DURING THE WEEK OF June 22 there was a major imbalance between supply and demand for electricity in the Midwest. Although demand was high enough to set a few records, the real problem may have been the lack of supply. Many generators were out of service and a few marketers reneged on contracts to deliver power. Market prices for bulk power allegedly soared as high as $4,000 per megawatt-hour. The industry was left in an uproar over these volatile prices, especially since a competitive market has been touted as a means to achieve lower prices, not higher ones.
Yet just as a multitude of competitive sellers can bid the price down to marginal cost of the supply curve in classical economics, a multitude of competitive buyers can bid the price up to the value of the demand curve. The principal is the same. These high prices should be viewed as the normal course of a competitive market for electricity. I agree with FERC Commissioner Hebert: The market works. The prices needed to get this high.
However, the prices may not have needed to stay as high as they were for as long as they did.
The market works better when the commodity is differentiated into finer increments, both with respect to the power sold and with respect to the duration of the delivery. Such a market needs to have a pricing formula that reflects the concurrent balance between supply and demand. The electricity market changes too quickly for all such deliveries to be negotiated one deal at a time. Further, the physics of electricity results in unscheduled deliveries that are not now priced.
Predicted Price Volatility
Electric utilities need to charge for unscheduled flows of electricity. Under the current protocol, an electric utility allows other utilities to use its generators and its transmission lines at no charge. The industry has lumped this generosity under the terms of inadvertent interchange, loop flow, and/or parallel path flow but has yet to develop a consistent approach for parsing a single meter reading among these three concepts. My solution, which I've touted for nearly a decade, is WOLF, or Wide Open Load Following, a unified pricing mechanism that could be applied to all three concepts at the same time.

• **WHAT YOU NEED TO DO**:
1/ Answer these about the piece on the Midwest electricity market:
(a) As high as what figure did bulk power prices allegedly soar?
(b) Which FERC Commissioner does the writer agree with?
(c) What does WOLF stand for?
2/ Transcribe the part of the piece on the Midwest electricity market between "However, the prices" and "not now priced.", inclusive.
The lines after this point come from a separate source.

• **MATERIAL PROVIDED**:
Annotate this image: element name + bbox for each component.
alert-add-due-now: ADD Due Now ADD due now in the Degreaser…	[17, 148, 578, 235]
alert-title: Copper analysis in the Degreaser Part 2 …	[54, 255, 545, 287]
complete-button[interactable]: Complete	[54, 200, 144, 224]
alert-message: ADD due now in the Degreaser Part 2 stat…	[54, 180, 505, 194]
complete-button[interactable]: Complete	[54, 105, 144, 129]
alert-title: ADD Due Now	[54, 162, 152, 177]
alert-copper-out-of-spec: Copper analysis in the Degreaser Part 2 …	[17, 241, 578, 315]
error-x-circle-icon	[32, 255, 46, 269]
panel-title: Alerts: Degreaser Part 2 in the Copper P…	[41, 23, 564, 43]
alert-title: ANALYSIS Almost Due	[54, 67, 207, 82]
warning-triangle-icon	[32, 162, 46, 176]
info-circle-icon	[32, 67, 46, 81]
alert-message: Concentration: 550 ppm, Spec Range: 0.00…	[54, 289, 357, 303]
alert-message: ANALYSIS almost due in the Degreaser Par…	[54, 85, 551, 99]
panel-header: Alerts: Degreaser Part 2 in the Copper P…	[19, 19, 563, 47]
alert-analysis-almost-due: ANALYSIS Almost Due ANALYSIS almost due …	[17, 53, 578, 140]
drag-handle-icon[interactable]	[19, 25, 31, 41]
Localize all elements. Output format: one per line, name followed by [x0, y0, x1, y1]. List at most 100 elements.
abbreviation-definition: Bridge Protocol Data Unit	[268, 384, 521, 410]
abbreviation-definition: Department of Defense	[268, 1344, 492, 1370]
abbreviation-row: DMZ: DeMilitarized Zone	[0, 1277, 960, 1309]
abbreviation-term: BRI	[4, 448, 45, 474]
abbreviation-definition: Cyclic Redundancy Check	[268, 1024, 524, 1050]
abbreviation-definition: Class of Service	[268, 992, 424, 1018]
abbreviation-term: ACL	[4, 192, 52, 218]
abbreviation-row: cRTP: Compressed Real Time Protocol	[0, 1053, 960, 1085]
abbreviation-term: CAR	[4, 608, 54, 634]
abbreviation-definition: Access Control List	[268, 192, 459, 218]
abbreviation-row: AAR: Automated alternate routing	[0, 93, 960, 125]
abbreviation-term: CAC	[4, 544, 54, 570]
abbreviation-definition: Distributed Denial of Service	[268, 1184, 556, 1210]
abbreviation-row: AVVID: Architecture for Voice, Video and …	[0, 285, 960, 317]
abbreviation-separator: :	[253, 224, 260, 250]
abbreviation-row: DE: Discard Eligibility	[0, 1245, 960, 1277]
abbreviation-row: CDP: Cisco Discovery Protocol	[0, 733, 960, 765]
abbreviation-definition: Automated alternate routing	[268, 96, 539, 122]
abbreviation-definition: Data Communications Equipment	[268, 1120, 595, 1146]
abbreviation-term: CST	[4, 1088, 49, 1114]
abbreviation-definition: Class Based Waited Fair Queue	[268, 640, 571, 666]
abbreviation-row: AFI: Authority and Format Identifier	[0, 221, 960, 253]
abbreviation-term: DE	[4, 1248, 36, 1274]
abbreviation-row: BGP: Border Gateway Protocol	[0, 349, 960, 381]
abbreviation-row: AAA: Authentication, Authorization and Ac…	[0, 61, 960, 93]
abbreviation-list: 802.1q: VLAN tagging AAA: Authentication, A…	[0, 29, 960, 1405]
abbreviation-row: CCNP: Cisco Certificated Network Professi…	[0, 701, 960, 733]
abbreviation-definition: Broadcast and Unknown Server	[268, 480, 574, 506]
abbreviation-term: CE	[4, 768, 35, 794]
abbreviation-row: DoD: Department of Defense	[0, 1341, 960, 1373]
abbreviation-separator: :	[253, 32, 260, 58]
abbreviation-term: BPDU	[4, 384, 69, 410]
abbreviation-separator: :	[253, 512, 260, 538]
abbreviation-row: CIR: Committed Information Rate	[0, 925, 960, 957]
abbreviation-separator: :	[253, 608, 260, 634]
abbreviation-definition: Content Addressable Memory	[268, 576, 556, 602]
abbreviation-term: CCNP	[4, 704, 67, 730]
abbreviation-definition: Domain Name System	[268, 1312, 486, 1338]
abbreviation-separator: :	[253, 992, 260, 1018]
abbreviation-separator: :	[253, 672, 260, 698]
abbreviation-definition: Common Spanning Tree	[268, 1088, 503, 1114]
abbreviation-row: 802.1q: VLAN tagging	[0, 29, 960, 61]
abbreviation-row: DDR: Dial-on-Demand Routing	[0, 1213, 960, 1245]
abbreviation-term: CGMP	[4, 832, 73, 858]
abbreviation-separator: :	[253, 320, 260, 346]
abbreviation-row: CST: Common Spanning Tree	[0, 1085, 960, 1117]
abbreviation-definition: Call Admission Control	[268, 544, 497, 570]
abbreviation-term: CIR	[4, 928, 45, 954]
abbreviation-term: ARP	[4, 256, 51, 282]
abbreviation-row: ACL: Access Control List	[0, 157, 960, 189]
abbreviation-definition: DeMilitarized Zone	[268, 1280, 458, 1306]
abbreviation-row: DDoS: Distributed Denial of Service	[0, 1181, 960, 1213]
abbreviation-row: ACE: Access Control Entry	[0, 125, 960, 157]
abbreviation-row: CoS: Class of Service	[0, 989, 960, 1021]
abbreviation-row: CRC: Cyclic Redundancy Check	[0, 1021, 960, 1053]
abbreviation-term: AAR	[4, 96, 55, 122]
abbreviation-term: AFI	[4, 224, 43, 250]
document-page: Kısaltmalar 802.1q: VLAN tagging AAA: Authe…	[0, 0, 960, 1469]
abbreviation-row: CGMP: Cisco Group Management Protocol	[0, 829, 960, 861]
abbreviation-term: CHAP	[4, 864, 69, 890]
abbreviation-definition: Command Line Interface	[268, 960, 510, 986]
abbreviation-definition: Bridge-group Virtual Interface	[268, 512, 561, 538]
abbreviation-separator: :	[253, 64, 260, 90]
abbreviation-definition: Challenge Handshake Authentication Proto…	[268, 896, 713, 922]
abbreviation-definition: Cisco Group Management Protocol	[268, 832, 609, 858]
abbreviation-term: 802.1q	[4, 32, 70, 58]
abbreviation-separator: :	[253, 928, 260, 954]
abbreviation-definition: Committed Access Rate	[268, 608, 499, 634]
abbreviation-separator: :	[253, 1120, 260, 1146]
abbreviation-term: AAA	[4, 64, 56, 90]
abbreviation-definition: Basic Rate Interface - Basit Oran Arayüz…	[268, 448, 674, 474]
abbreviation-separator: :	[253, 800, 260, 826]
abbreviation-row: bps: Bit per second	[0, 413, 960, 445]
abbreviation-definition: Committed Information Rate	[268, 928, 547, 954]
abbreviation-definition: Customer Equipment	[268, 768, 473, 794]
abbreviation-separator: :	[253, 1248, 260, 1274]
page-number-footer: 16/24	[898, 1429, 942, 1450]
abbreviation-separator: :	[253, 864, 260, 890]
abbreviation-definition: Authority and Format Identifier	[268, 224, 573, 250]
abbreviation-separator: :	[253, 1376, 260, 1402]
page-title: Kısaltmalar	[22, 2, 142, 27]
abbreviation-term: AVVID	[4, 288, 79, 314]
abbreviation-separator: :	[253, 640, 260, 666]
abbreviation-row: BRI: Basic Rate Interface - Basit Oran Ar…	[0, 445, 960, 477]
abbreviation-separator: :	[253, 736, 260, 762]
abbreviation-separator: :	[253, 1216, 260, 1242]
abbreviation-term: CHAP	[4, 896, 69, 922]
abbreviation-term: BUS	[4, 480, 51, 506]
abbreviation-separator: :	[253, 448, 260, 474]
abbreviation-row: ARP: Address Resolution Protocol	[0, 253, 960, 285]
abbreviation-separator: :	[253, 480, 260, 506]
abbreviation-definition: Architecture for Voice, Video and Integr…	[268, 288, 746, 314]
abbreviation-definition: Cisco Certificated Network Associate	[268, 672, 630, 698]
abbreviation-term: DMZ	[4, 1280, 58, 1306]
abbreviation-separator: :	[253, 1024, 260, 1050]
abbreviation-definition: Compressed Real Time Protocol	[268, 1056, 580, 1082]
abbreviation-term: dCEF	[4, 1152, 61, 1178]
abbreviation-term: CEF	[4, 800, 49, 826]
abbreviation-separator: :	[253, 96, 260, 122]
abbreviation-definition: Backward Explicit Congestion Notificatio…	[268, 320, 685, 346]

• **ANSWERS TO THE EXERCISE**:
1/
(a) $4,000 per megawatt-hour
(b) Hebert
(c) Wide Open Load Following

2/
However, the prices may not have needed to stay as high as they were for as long as they did.
The market works better when the commodity is differentiated into finer increments, both with respect to the power sold and with respect to the duration of the delivery. Such a market needs to have a pricing formula that reflects the concurrent balance between supply and demand. The electricity market changes too quickly for all such deliveries to be negotiated one deal at a time. Further, the physics of electricity results in unscheduled deliveries that are not now priced.